--- START OF Extracted material ---
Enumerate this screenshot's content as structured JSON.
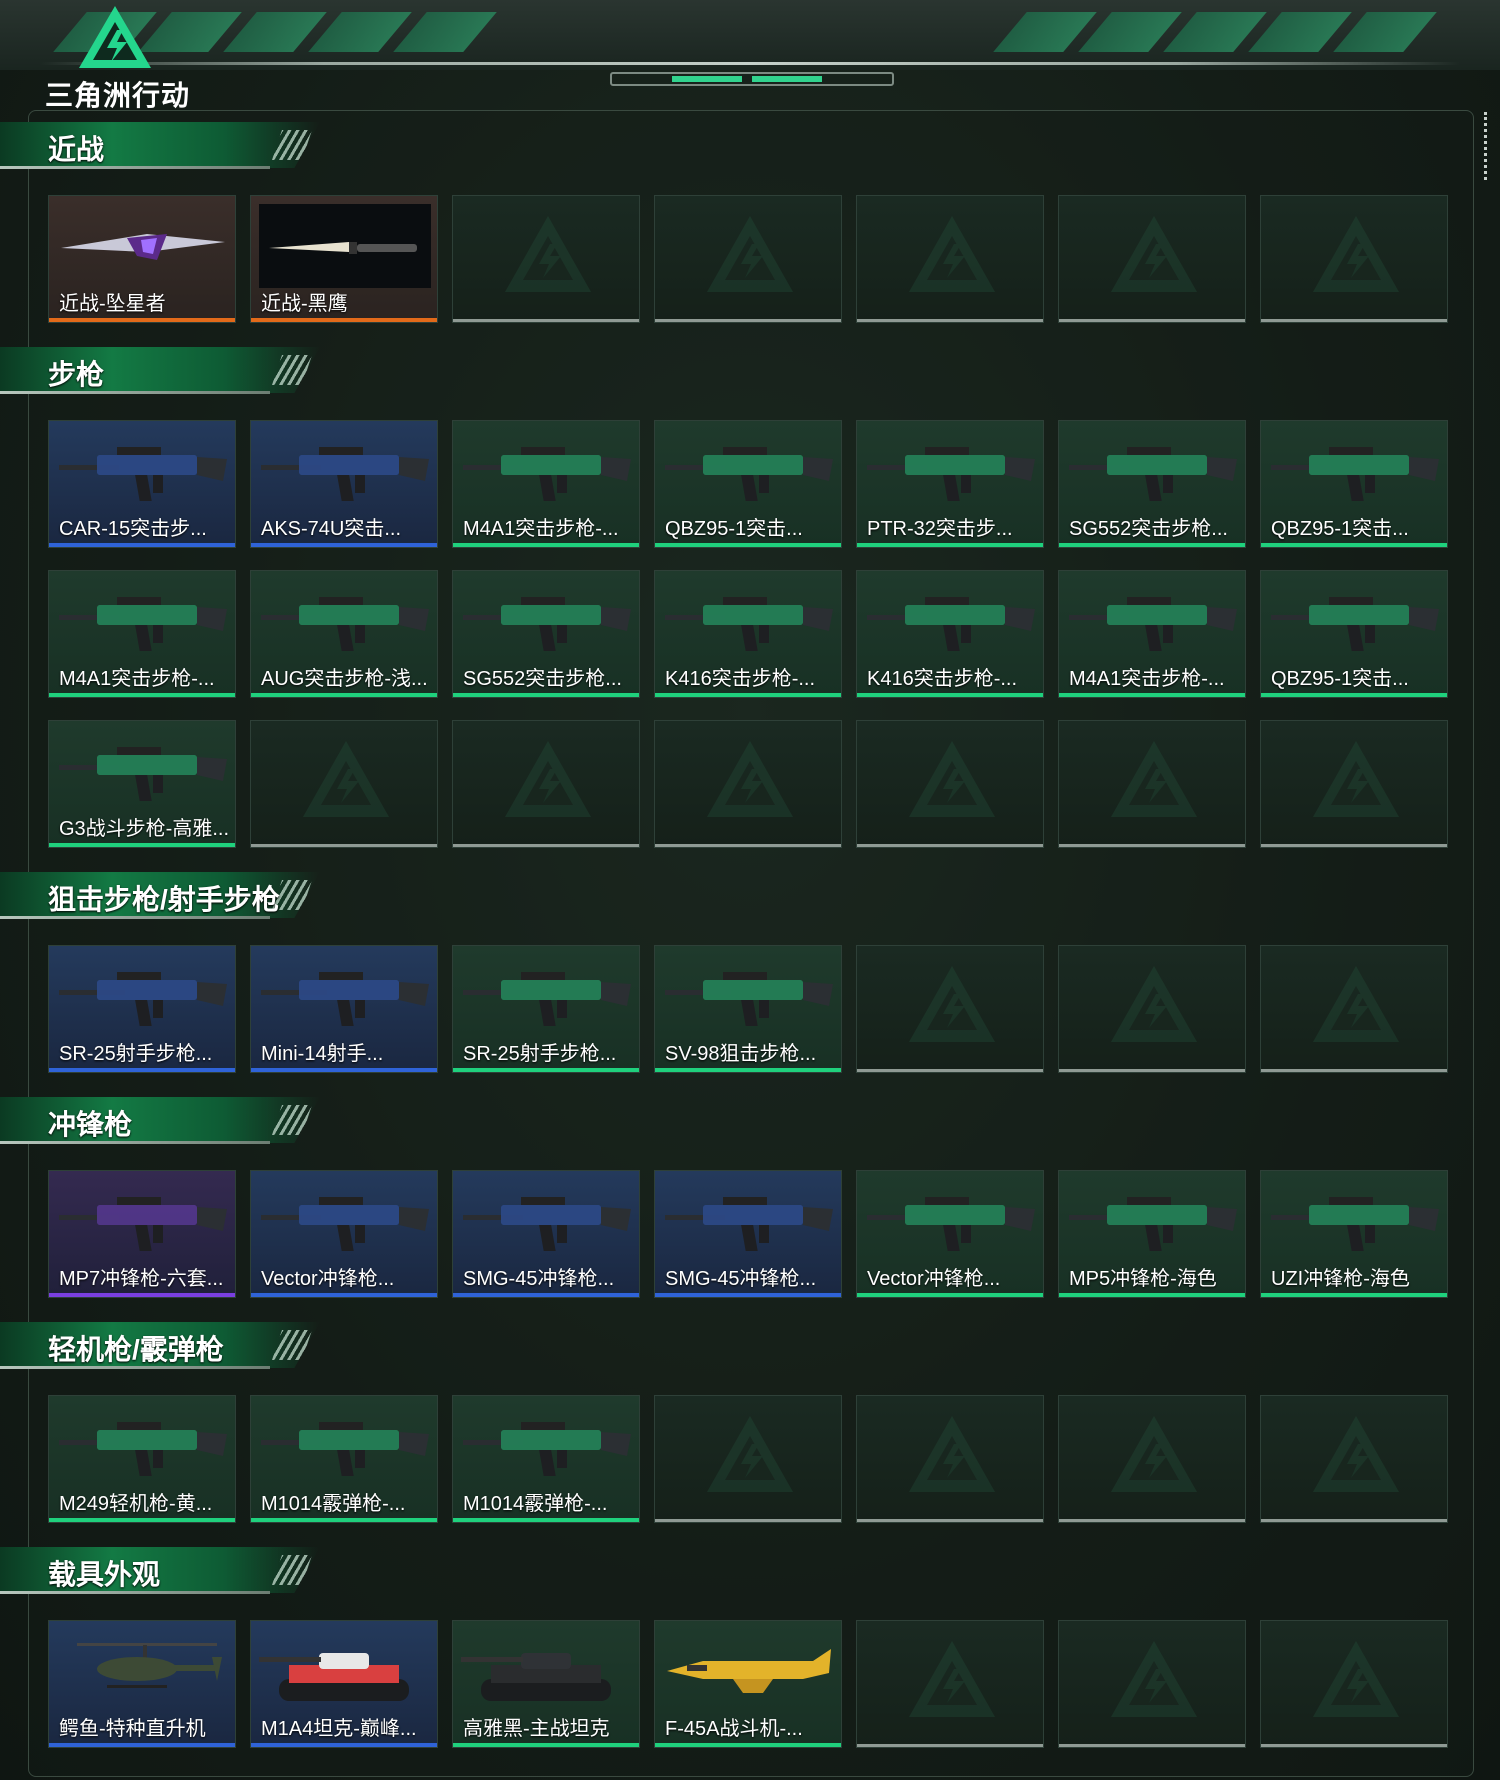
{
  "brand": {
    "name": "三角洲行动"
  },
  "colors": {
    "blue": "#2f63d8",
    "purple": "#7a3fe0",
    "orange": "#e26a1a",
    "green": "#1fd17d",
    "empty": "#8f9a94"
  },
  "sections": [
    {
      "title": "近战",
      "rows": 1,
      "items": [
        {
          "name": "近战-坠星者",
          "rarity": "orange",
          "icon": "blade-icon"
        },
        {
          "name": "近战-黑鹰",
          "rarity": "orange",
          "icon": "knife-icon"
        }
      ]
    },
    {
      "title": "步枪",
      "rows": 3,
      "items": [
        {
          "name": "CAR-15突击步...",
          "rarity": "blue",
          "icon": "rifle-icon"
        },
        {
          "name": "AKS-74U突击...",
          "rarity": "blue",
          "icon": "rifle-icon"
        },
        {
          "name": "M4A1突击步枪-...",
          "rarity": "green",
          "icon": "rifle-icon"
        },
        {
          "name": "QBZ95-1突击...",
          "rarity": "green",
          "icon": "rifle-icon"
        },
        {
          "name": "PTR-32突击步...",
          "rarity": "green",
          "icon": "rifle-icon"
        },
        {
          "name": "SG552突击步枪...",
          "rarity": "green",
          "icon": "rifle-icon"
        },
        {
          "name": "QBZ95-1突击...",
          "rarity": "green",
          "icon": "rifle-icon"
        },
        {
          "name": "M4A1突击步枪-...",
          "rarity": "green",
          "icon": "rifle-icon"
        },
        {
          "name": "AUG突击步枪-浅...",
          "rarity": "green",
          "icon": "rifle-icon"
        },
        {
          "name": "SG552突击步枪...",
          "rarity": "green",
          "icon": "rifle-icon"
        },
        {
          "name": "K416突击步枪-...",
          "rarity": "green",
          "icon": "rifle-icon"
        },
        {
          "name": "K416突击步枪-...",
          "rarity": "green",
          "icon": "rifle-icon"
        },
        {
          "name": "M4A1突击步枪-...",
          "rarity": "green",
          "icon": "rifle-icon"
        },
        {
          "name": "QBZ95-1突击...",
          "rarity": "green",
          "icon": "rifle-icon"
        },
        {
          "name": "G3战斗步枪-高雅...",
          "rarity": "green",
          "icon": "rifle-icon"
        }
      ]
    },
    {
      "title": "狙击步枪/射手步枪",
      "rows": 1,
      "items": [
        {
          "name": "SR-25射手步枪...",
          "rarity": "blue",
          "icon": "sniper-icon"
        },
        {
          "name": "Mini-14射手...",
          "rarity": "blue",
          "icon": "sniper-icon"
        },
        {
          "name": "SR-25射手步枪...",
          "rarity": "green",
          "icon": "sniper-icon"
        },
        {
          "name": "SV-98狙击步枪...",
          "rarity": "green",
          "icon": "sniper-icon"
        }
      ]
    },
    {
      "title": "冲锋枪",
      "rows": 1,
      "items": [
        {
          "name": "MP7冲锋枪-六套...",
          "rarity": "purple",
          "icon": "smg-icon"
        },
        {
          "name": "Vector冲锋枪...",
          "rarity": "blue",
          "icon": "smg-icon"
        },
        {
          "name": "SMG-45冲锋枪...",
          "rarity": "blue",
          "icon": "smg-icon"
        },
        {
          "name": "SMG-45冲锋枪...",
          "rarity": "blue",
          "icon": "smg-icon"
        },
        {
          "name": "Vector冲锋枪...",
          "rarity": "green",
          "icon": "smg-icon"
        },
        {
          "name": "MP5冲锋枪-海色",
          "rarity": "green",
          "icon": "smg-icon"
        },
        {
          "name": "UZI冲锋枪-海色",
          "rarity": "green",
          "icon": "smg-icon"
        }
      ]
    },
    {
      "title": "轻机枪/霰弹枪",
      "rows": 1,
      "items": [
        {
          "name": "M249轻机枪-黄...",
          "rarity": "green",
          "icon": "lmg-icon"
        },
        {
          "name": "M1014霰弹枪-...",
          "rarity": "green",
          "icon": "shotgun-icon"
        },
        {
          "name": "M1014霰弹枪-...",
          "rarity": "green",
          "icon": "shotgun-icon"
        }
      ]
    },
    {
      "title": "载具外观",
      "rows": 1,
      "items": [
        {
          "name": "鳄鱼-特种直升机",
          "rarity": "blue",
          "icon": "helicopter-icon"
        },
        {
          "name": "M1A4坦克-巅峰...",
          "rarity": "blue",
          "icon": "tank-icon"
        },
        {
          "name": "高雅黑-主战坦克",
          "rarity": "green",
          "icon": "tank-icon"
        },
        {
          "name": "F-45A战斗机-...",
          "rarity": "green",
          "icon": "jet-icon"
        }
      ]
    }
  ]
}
--- END OF Extracted material ---
--- START OF Extracted material ---
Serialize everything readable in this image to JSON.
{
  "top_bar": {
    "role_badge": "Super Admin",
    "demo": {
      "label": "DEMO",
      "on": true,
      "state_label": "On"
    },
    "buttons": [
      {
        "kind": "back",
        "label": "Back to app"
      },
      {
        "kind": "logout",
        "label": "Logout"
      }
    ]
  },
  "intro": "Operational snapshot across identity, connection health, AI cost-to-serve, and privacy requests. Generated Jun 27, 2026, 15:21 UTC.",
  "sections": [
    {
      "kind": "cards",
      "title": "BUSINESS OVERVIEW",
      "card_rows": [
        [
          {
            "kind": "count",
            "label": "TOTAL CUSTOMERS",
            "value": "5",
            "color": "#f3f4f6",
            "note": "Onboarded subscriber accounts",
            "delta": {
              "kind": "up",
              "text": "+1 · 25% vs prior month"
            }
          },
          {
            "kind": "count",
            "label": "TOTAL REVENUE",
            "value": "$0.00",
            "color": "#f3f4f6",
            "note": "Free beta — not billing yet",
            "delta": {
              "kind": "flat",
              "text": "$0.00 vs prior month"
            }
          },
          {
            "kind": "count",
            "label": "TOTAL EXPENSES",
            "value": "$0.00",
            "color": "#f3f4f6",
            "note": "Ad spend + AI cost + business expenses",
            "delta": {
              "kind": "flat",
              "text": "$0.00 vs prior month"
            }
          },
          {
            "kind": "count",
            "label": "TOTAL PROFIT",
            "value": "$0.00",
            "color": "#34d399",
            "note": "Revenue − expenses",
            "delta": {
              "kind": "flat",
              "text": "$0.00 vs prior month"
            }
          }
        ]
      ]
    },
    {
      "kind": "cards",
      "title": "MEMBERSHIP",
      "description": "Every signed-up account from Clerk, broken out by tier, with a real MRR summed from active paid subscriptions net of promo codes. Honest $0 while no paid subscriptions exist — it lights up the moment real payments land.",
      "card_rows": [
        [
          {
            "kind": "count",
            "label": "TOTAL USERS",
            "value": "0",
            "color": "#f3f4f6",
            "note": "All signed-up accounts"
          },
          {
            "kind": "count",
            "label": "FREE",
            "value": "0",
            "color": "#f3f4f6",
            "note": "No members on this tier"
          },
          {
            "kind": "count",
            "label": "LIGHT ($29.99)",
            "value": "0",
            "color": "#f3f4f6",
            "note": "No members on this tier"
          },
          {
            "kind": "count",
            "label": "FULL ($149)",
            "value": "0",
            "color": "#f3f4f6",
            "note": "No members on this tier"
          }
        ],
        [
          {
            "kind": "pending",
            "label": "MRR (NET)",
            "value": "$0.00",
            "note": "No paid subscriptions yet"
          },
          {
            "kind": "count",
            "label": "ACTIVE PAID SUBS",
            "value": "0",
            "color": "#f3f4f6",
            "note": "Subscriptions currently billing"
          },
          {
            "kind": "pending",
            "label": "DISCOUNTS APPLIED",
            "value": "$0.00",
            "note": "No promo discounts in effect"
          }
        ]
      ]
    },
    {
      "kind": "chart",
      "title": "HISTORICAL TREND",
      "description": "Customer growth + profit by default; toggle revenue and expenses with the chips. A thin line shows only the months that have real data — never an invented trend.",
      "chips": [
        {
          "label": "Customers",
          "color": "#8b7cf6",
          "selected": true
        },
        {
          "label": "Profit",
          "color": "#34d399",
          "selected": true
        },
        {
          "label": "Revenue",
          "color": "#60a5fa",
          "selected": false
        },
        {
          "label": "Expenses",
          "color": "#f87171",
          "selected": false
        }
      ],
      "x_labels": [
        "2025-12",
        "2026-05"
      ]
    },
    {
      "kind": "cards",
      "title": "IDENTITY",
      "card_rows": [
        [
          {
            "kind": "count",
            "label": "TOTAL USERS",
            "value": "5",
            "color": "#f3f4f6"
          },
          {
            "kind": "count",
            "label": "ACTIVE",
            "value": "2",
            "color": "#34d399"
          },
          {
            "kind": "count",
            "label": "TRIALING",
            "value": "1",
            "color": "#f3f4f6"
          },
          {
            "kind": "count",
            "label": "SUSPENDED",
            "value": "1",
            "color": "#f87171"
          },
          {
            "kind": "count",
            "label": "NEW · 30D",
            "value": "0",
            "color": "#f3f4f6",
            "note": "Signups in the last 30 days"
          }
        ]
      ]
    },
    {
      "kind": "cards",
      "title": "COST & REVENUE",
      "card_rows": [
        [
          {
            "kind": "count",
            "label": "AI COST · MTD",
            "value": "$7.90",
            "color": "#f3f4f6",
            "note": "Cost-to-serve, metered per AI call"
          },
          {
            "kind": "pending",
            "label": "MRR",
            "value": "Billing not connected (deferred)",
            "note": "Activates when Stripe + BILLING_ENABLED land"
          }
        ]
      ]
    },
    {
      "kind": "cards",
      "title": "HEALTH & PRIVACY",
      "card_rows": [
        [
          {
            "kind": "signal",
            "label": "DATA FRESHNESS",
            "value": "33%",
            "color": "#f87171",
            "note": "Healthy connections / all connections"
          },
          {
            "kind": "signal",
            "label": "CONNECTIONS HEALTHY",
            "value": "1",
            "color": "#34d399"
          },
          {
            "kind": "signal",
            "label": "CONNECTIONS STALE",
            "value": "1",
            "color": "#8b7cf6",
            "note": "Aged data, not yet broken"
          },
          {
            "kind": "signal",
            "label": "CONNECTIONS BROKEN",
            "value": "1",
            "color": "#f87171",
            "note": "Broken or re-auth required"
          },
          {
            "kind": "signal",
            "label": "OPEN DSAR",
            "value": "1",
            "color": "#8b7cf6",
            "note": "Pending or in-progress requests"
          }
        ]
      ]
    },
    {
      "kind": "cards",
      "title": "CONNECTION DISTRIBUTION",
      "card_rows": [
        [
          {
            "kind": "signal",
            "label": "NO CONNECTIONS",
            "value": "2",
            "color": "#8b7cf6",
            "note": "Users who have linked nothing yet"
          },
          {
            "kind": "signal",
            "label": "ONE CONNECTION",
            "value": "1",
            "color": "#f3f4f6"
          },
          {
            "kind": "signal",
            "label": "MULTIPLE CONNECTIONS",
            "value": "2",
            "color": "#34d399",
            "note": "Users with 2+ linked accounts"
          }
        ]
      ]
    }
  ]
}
--- END OF Extracted material ---
## Your task
Working from the entries above, return all lines that contain "serve".

## Output for this exercise
  "intro": "Operational snapshot across identity, connection health, AI cost-to-serve, and privacy requests. Generated Jun 27, 2026, 15:21 UTC.",
            "note": "Cost-to-serve, metered per AI call"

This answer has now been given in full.